>> Begin
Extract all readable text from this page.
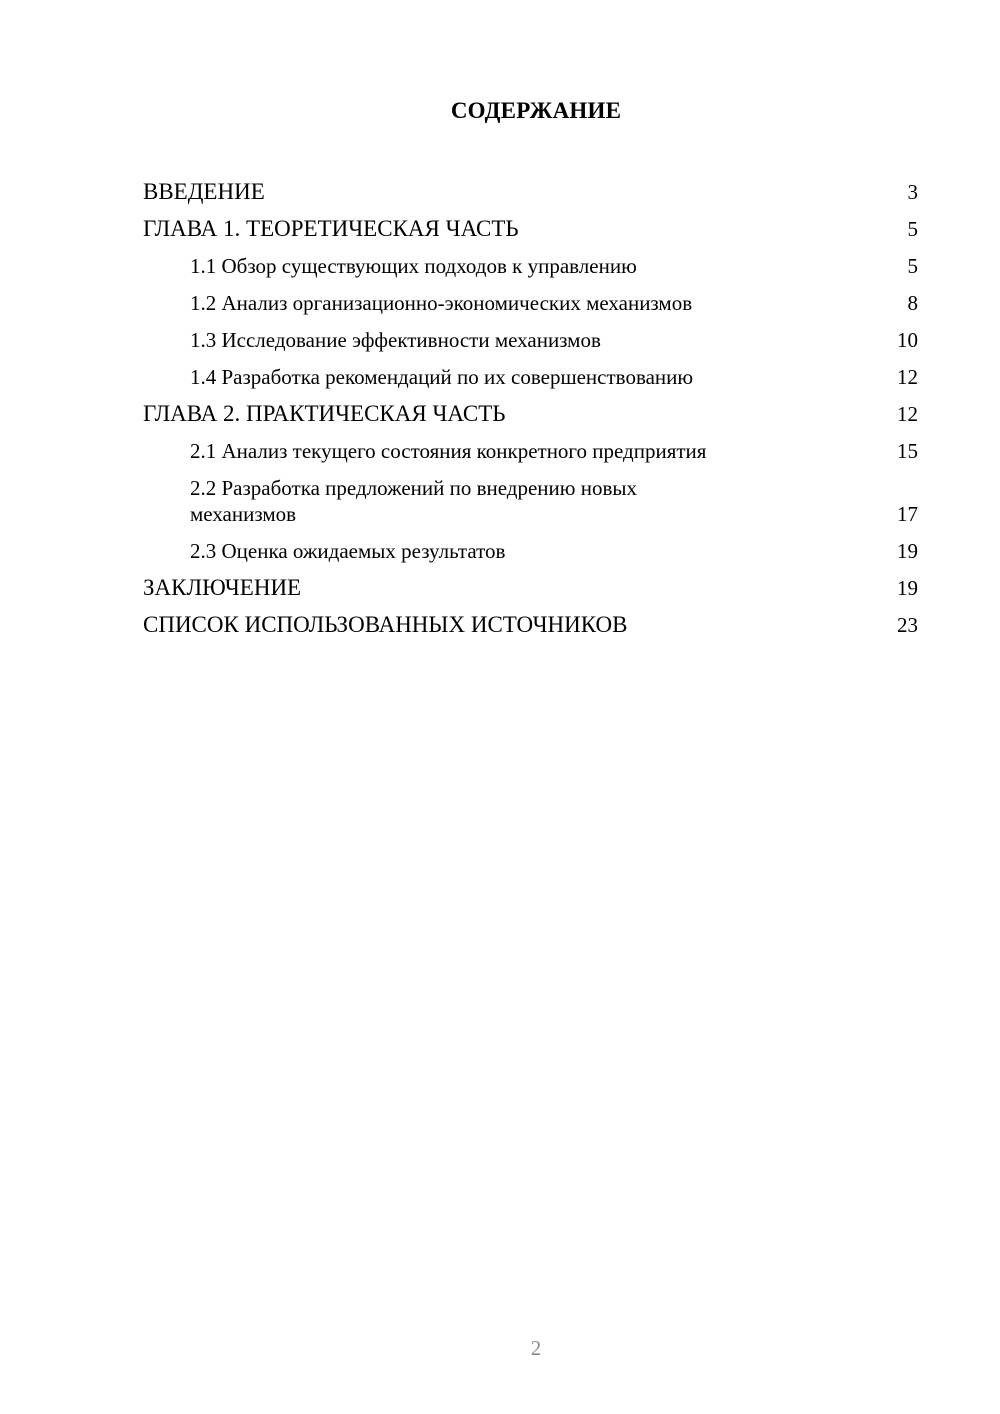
СОДЕРЖАНИЕ
ВВЕДЕНИЕ	3
ГЛАВА 1. ТЕОРЕТИЧЕСКАЯ ЧАСТЬ	5
1.1 Обзор существующих подходов к управлению	5
1.2 Анализ организационно-экономических механизмов	8
1.3 Исследование эффективности механизмов	10
1.4 Разработка рекомендаций по их совершенствованию	12
ГЛАВА 2. ПРАКТИЧЕСКАЯ ЧАСТЬ	12
2.1 Анализ текущего состояния конкретного предприятия	15
2.2 Разработка предложений по внедрению новых механизмов	17
2.3 Оценка ожидаемых результатов	19
ЗАКЛЮЧЕНИЕ	19
СПИСОК ИСПОЛЬЗОВАННЫХ ИСТОЧНИКОВ	23
2
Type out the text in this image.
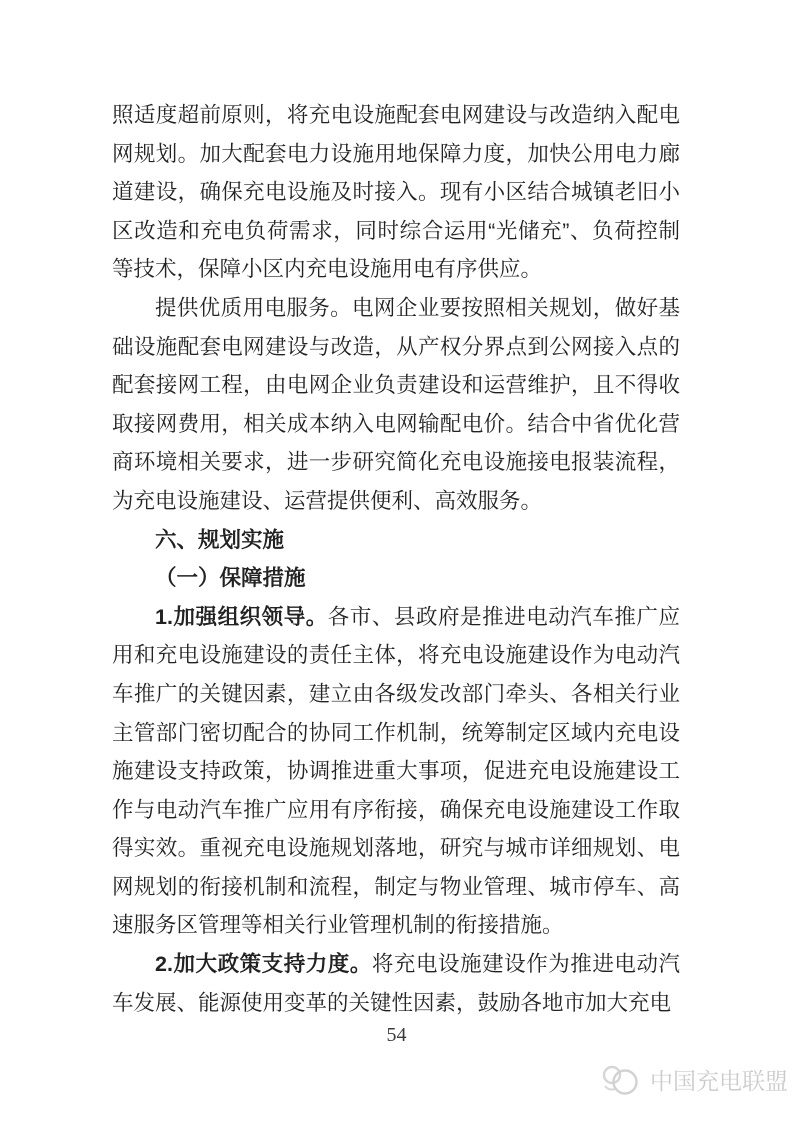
照适度超前原则，将充电设施配套电网建设与改造纳入配电网规划。加大配套电力设施用地保障力度，加快公用电力廊道建设，确保充电设施及时接入。现有小区结合城镇老旧小区改造和充电负荷需求，同时综合运用“光储充”、负荷控制等技术，保障小区内充电设施用电有序供应。

提供优质用电服务。电网企业要按照相关规划，做好基础设施配套电网建设与改造，从产权分界点到公网接入点的配套接网工程，由电网企业负责建设和运营维护，且不得收取接网费用，相关成本纳入电网输配电价。结合中省优化营商环境相关要求，进一步研究简化充电设施接电报装流程，为充电设施建设、运营提供便利、高效服务。

六、规划实施

（一）保障措施

1.加强组织领导。各市、县政府是推进电动汽车推广应用和充电设施建设的责任主体，将充电设施建设作为电动汽车推广的关键因素，建立由各级发改部门牵头、各相关行业主管部门密切配合的协同工作机制，统筹制定区域内充电设施建设支持政策，协调推进重大事项，促进充电设施建设工作与电动汽车推广应用有序衔接，确保充电设施建设工作取得实效。重视充电设施规划落地，研究与城市详细规划、电网规划的衔接机制和流程，制定与物业管理、城市停车、高速服务区管理等相关行业管理机制的衔接措施。

2.加大政策支持力度。将充电设施建设作为推进电动汽车发展、能源使用变革的关键性因素，鼓励各地市加大充电

54
中国充电联盟
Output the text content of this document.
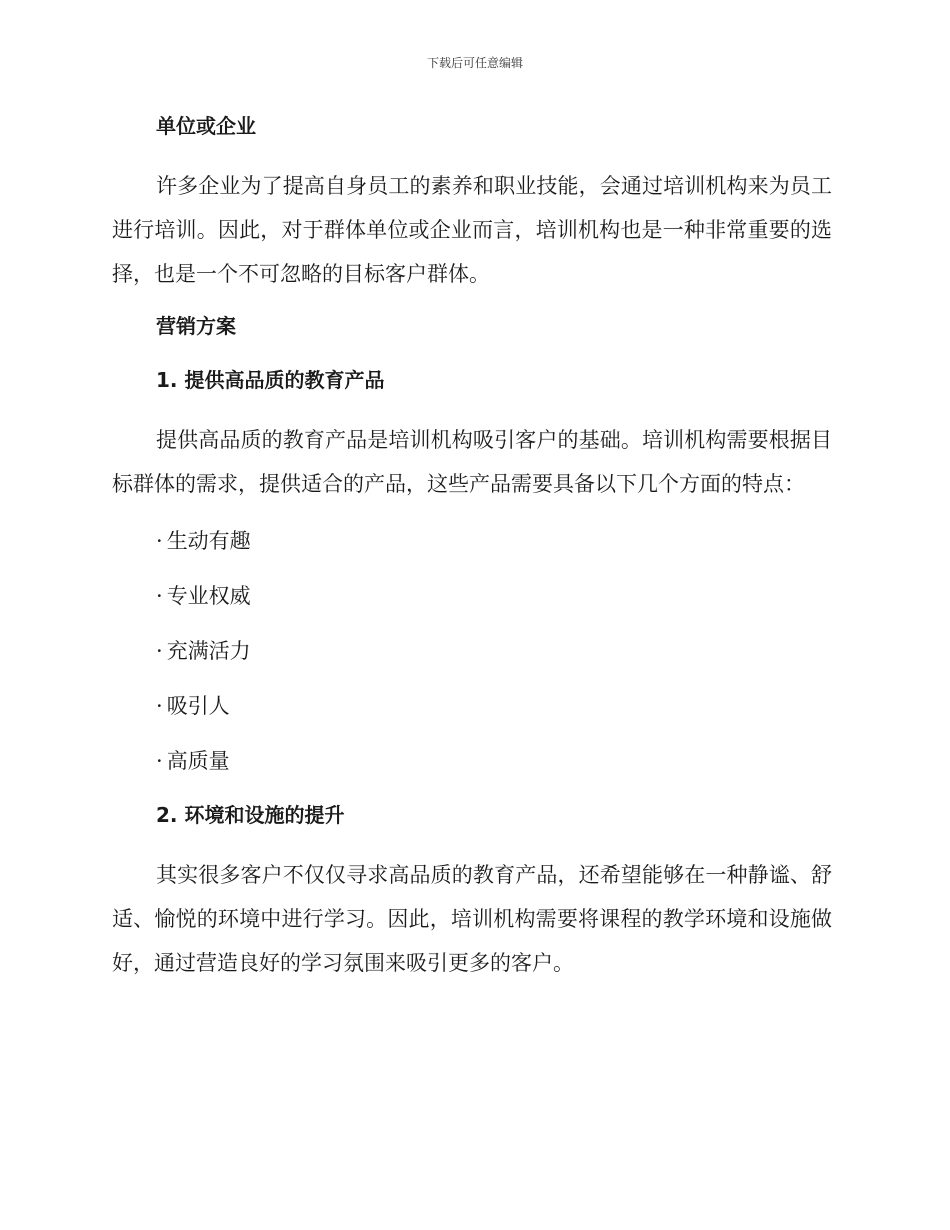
下载后可任意编辑
单位或企业

许多企业为了提高自身员工的素养和职业技能，会通过培训机构来为员工进行培训。因此，对于群体单位或企业而言，培训机构也是一种非常重要的选择，也是一个不可忽略的目标客户群体。

营销方案
1. 提供高品质的教育产品

提供高品质的教育产品是培训机构吸引客户的基础。培训机构需要根据目标群体的需求，提供适合的产品，这些产品需要具备以下几个方面的特点：

· 生动有趣
· 专业权威
· 充满活力
· 吸引人
· 高质量
2. 环境和设施的提升

其实很多客户不仅仅寻求高品质的教育产品，还希望能够在一种静谧、舒适、愉悦的环境中进行学习。因此，培训机构需要将课程的教学环境和设施做好，通过营造良好的学习氛围来吸引更多的客户。
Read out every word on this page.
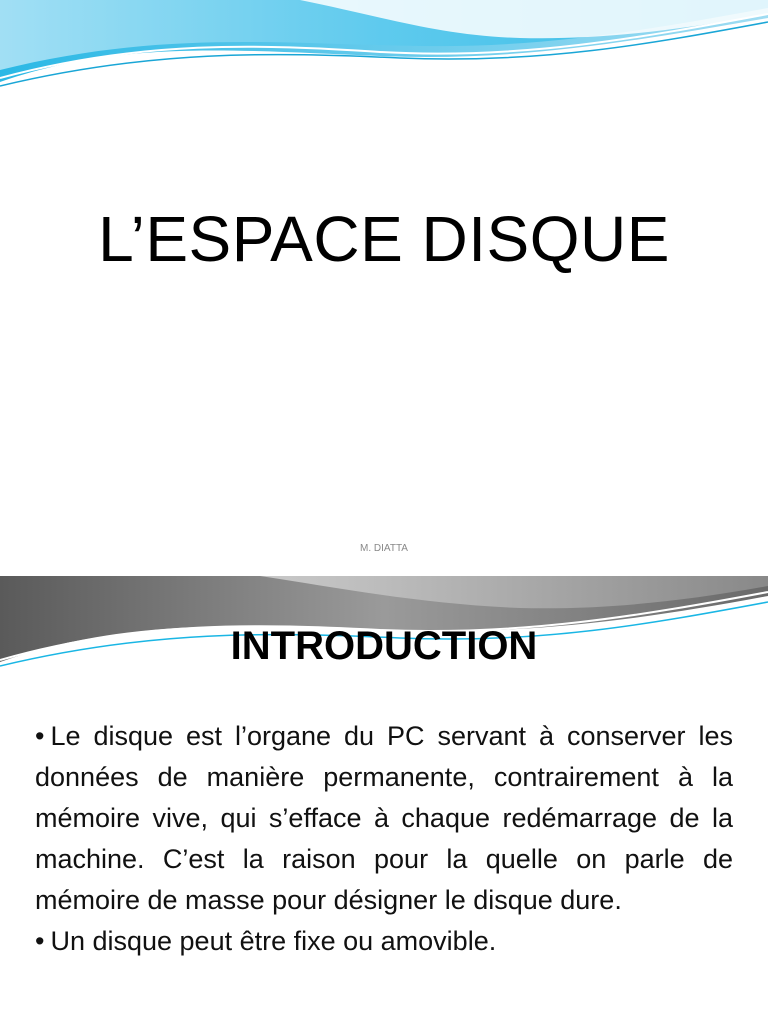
L’ESPACE DISQUE

M. DIATTA

INTRODUCTION

• Le disque est l’organe du PC servant à conserver les données de manière permanente, contrairement à la mémoire vive, qui s’efface à chaque redémarrage de la machine. C’est la raison pour la quelle on parle de mémoire de masse pour désigner le disque dure.

• Un disque peut être fixe ou amovible.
>> End
Except for the pictures, copy the material above exactly.

▸ **Result of this task**
Extract all readable text from this page.
СОДЕРЖАНИЕ
ВВЕДЕНИЕ	3
ГЛАВА 1. ТЕОРЕТИЧЕСКАЯ ЧАСТЬ	5
1.1 Обзор существующих подходов к управлению	5
1.2 Анализ организационно-экономических механизмов	8
1.3 Исследование эффективности механизмов	10
1.4 Разработка рекомендаций по их совершенствованию	12
ГЛАВА 2. ПРАКТИЧЕСКАЯ ЧАСТЬ	12
2.1 Анализ текущего состояния конкретного предприятия	15
2.2 Разработка предложений по внедрению новых механизмов	17
2.3 Оценка ожидаемых результатов	19
ЗАКЛЮЧЕНИЕ	19
СПИСОК ИСПОЛЬЗОВАННЫХ ИСТОЧНИКОВ	23
2
Type out the text in this image.
照适度超前原则，将充电设施配套电网建设与改造纳入配电网规划。加大配套电力设施用地保障力度，加快公用电力廊道建设，确保充电设施及时接入。现有小区结合城镇老旧小区改造和充电负荷需求，同时综合运用“光储充”、负荷控制等技术，保障小区内充电设施用电有序供应。

提供优质用电服务。电网企业要按照相关规划，做好基础设施配套电网建设与改造，从产权分界点到公网接入点的配套接网工程，由电网企业负责建设和运营维护，且不得收取接网费用，相关成本纳入电网输配电价。结合中省优化营商环境相关要求，进一步研究简化充电设施接电报装流程，为充电设施建设、运营提供便利、高效服务。

六、规划实施

（一）保障措施

1.加强组织领导。各市、县政府是推进电动汽车推广应用和充电设施建设的责任主体，将充电设施建设作为电动汽车推广的关键因素，建立由各级发改部门牵头、各相关行业主管部门密切配合的协同工作机制，统筹制定区域内充电设施建设支持政策，协调推进重大事项，促进充电设施建设工作与电动汽车推广应用有序衔接，确保充电设施建设工作取得实效。重视充电设施规划落地，研究与城市详细规划、电网规划的衔接机制和流程，制定与物业管理、城市停车、高速服务区管理等相关行业管理机制的衔接措施。

2.加大政策支持力度。将充电设施建设作为推进电动汽车发展、能源使用变革的关键性因素，鼓励各地市加大充电

54
中国充电联盟
Output the text content of this document.
下载后可任意编辑
单位或企业

许多企业为了提高自身员工的素养和职业技能，会通过培训机构来为员工进行培训。因此，对于群体单位或企业而言，培训机构也是一种非常重要的选择，也是一个不可忽略的目标客户群体。

营销方案
1. 提供高品质的教育产品

提供高品质的教育产品是培训机构吸引客户的基础。培训机构需要根据目标群体的需求，提供适合的产品，这些产品需要具备以下几个方面的特点：

· 生动有趣
· 专业权威
· 充满活力
· 吸引人
· 高质量
2. 环境和设施的提升

其实很多客户不仅仅寻求高品质的教育产品，还希望能够在一种静谧、舒适、愉悦的环境中进行学习。因此，培训机构需要将课程的教学环境和设施做好，通过营造良好的学习氛围来吸引更多的客户。
Read out every word on this page.
L’ESPACE DISQUE

M. DIATTA

INTRODUCTION

• Le disque est l’organe du PC servant à conserver les données de manière permanente, contrairement à la mémoire vive, qui s’efface à chaque redémarrage de la machine. C’est la raison pour la quelle on parle de mémoire de masse pour désigner le disque dure.

• Un disque peut être fixe ou amovible.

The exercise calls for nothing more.